WHAT TO WORK ON => Here are some records; return them all exactly.

(Rows from a figure dataset)
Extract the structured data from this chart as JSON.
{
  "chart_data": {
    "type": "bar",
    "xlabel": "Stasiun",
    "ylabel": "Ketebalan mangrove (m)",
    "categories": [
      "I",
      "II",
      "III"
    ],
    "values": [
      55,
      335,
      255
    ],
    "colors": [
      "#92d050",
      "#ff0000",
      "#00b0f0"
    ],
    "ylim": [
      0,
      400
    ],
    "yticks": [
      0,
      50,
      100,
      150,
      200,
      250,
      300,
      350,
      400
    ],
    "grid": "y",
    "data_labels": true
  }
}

REPLY TO THE EXERCISE =>
Extract the structured data from this chart as JSON.
{
  "chart_data": {
    "type": "bar",
    "xlabel": "Stasiun",
    "ylabel": "Ketebalan mangrove (m)",
    "categories": [
      "I",
      "II",
      "III"
    ],
    "values": [
      55,
      335,
      255
    ],
    "colors": [
      "#92d050",
      "#ff0000",
      "#00b0f0"
    ],
    "ylim": [
      0,
      400
    ],
    "yticks": [
      0,
      50,
      100,
      150,
      200,
      250,
      300,
      350,
      400
    ],
    "grid": "y",
    "data_labels": true
  }
}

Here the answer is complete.